# Directive:
The entries are to be returned exactly, with images left out.

Extracted records
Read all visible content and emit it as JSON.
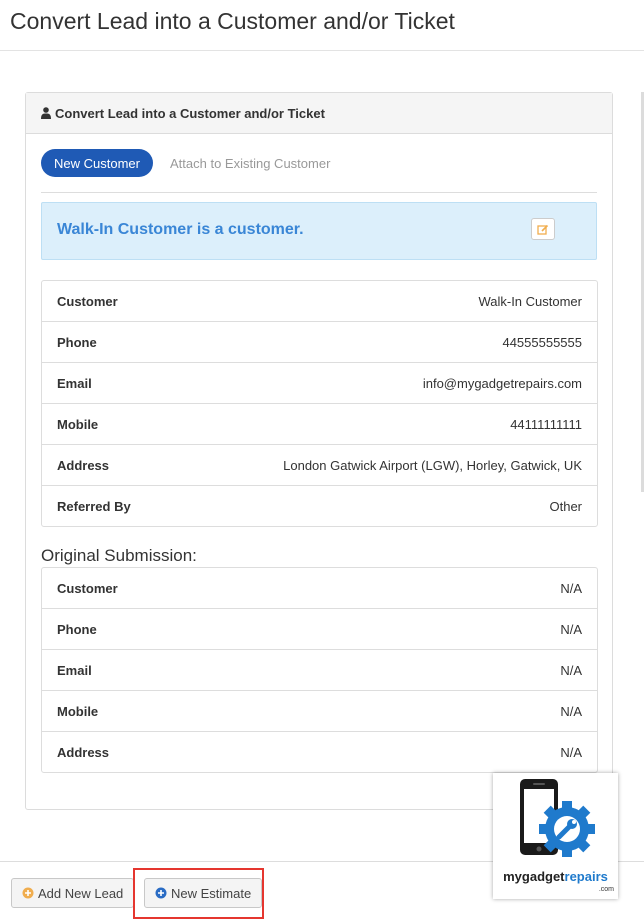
{
  "page": {
    "title": "Convert Lead into a Customer and/or Ticket"
  },
  "panel": {
    "heading": "Convert Lead into a Customer and/or Ticket",
    "tabs": [
      {
        "label": "New Customer",
        "active": true
      },
      {
        "label": "Attach to Existing Customer",
        "active": false
      }
    ],
    "alert": "Walk-In Customer is a customer.",
    "customer_details": [
      {
        "label": "Customer",
        "value": "Walk-In Customer"
      },
      {
        "label": "Phone",
        "value": "44555555555"
      },
      {
        "label": "Email",
        "value": "info@mygadgetrepairs.com"
      },
      {
        "label": "Mobile",
        "value": "44111111111"
      },
      {
        "label": "Address",
        "value": "London Gatwick Airport (LGW), Horley, Gatwick, UK"
      },
      {
        "label": "Referred By",
        "value": "Other"
      }
    ],
    "original_heading": "Original Submission:",
    "original_submission": [
      {
        "label": "Customer",
        "value": "N/A"
      },
      {
        "label": "Phone",
        "value": "N/A"
      },
      {
        "label": "Email",
        "value": "N/A"
      },
      {
        "label": "Mobile",
        "value": "N/A"
      },
      {
        "label": "Address",
        "value": "N/A"
      }
    ]
  },
  "footer": {
    "add_lead_label": "Add New Lead",
    "new_estimate_label": "New Estimate"
  },
  "logo": {
    "text_main": "mygadget",
    "text_accent": "repairs",
    "text_suffix": ".com"
  },
  "colors": {
    "primary": "#1f5ab5",
    "alert_bg": "#dceffb",
    "alert_text": "#3a86d6",
    "add_icon": "#f0ad4e",
    "estimate_icon": "#2a6cc4",
    "highlight": "#e5362f"
  },
  "icons": {
    "heading": "user-icon",
    "edit": "edit-icon",
    "add_lead": "plus-circle-icon",
    "new_estimate": "plus-circle-icon"
  }
}
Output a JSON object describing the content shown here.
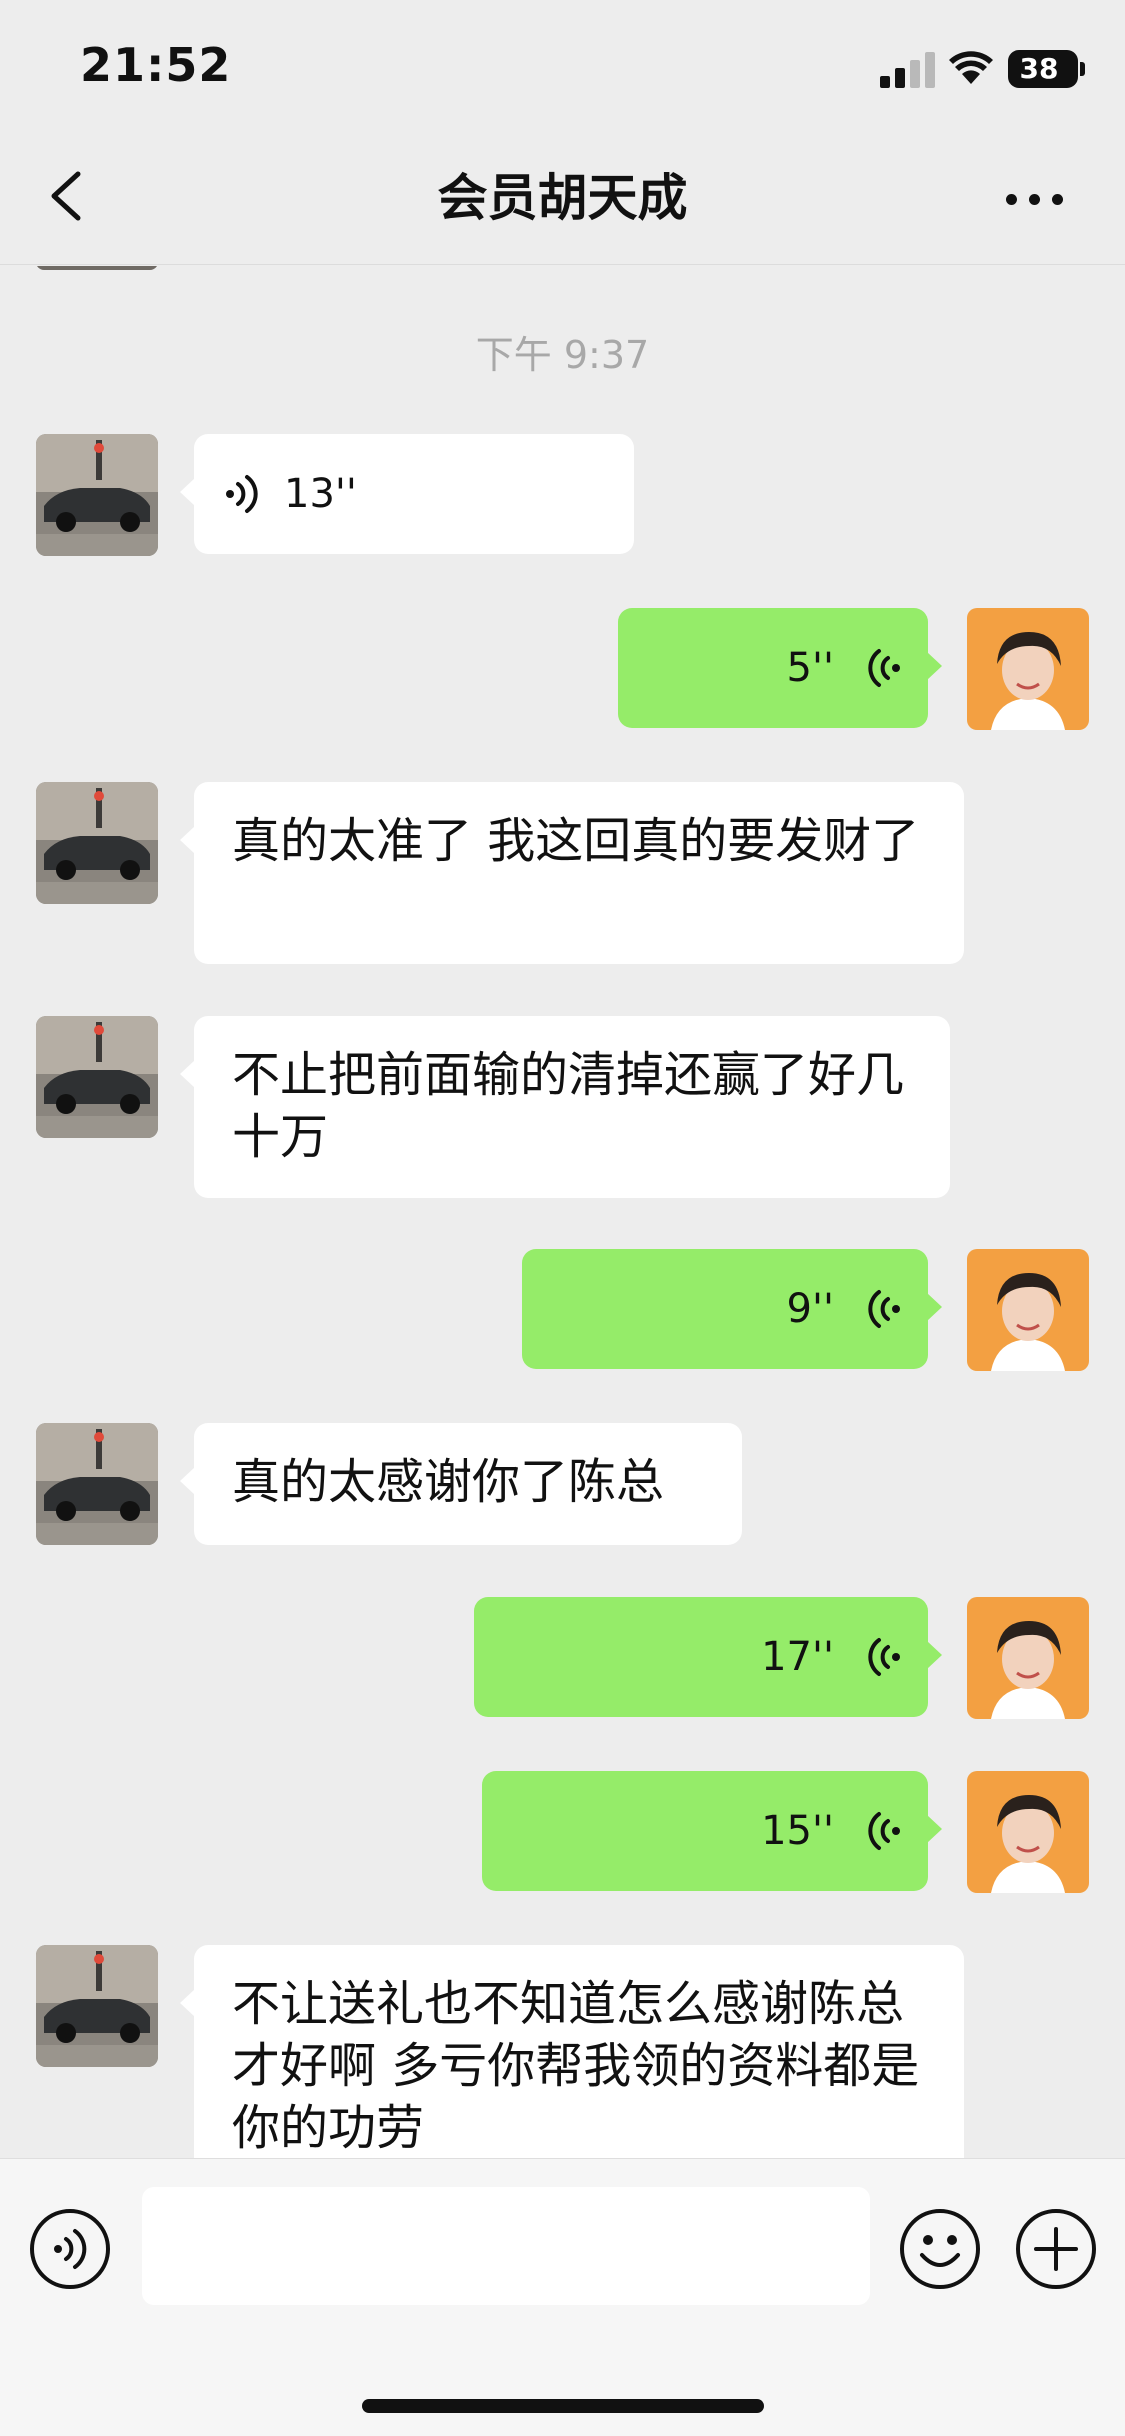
{
  "status_bar": {
    "time": "21:52",
    "battery": "38"
  },
  "header": {
    "title": "会员胡天成"
  },
  "chat": {
    "timestamp": "下午 9:37",
    "messages": [
      {
        "side": "in",
        "type": "voice",
        "duration": "13''"
      },
      {
        "side": "out",
        "type": "voice",
        "duration": "5''"
      },
      {
        "side": "in",
        "type": "text",
        "text": "真的太准了 我这回真的要发财了"
      },
      {
        "side": "in",
        "type": "text",
        "text": "不止把前面输的清掉还赢了好几十万"
      },
      {
        "side": "out",
        "type": "voice",
        "duration": "9''"
      },
      {
        "side": "in",
        "type": "text",
        "text": "真的太感谢你了陈总"
      },
      {
        "side": "out",
        "type": "voice",
        "duration": "17''"
      },
      {
        "side": "out",
        "type": "voice",
        "duration": "15''"
      },
      {
        "side": "in",
        "type": "text",
        "text": "不让送礼也不知道怎么感谢陈总才好啊  多亏你帮我领的资料都是你的功劳"
      }
    ]
  },
  "icons": {
    "back": "chevron-left-icon",
    "more": "more-dots-icon",
    "voice_toggle": "voice-icon",
    "emoji": "emoji-icon",
    "plus": "plus-icon"
  },
  "colors": {
    "outgoing_bubble": "#95ec69",
    "incoming_bubble": "#ffffff",
    "background": "#ededed"
  }
}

# Complete answer:
Read all visible content and emit it as JSON.
{
  "page": {
    "title": "Convert Lead into a Customer and/or Ticket"
  },
  "panel": {
    "heading": "Convert Lead into a Customer and/or Ticket",
    "tabs": [
      {
        "label": "New Customer",
        "active": true
      },
      {
        "label": "Attach to Existing Customer",
        "active": false
      }
    ],
    "alert": "Walk-In Customer is a customer.",
    "customer_details": [
      {
        "label": "Customer",
        "value": "Walk-In Customer"
      },
      {
        "label": "Phone",
        "value": "44555555555"
      },
      {
        "label": "Email",
        "value": "info@mygadgetrepairs.com"
      },
      {
        "label": "Mobile",
        "value": "44111111111"
      },
      {
        "label": "Address",
        "value": "London Gatwick Airport (LGW), Horley, Gatwick, UK"
      },
      {
        "label": "Referred By",
        "value": "Other"
      }
    ],
    "original_heading": "Original Submission:",
    "original_submission": [
      {
        "label": "Customer",
        "value": "N/A"
      },
      {
        "label": "Phone",
        "value": "N/A"
      },
      {
        "label": "Email",
        "value": "N/A"
      },
      {
        "label": "Mobile",
        "value": "N/A"
      },
      {
        "label": "Address",
        "value": "N/A"
      }
    ]
  },
  "footer": {
    "add_lead_label": "Add New Lead",
    "new_estimate_label": "New Estimate"
  },
  "logo": {
    "text_main": "mygadget",
    "text_accent": "repairs",
    "text_suffix": ".com"
  },
  "colors": {
    "primary": "#1f5ab5",
    "alert_bg": "#dceffb",
    "alert_text": "#3a86d6",
    "add_icon": "#f0ad4e",
    "estimate_icon": "#2a6cc4",
    "highlight": "#e5362f"
  },
  "icons": {
    "heading": "user-icon",
    "edit": "edit-icon",
    "add_lead": "plus-circle-icon",
    "new_estimate": "plus-circle-icon"
  }
}
Output a JSON object describing the content shown here.
{
  "status_bar": {
    "time": "21:52",
    "battery": "38"
  },
  "header": {
    "title": "会员胡天成"
  },
  "chat": {
    "timestamp": "下午 9:37",
    "messages": [
      {
        "side": "in",
        "type": "voice",
        "duration": "13''"
      },
      {
        "side": "out",
        "type": "voice",
        "duration": "5''"
      },
      {
        "side": "in",
        "type": "text",
        "text": "真的太准了 我这回真的要发财了"
      },
      {
        "side": "in",
        "type": "text",
        "text": "不止把前面输的清掉还赢了好几十万"
      },
      {
        "side": "out",
        "type": "voice",
        "duration": "9''"
      },
      {
        "side": "in",
        "type": "text",
        "text": "真的太感谢你了陈总"
      },
      {
        "side": "out",
        "type": "voice",
        "duration": "17''"
      },
      {
        "side": "out",
        "type": "voice",
        "duration": "15''"
      },
      {
        "side": "in",
        "type": "text",
        "text": "不让送礼也不知道怎么感谢陈总才好啊  多亏你帮我领的资料都是你的功劳"
      }
    ]
  },
  "icons": {
    "back": "chevron-left-icon",
    "more": "more-dots-icon",
    "voice_toggle": "voice-icon",
    "emoji": "emoji-icon",
    "plus": "plus-icon"
  },
  "colors": {
    "outgoing_bubble": "#95ec69",
    "incoming_bubble": "#ffffff",
    "background": "#ededed"
  }
}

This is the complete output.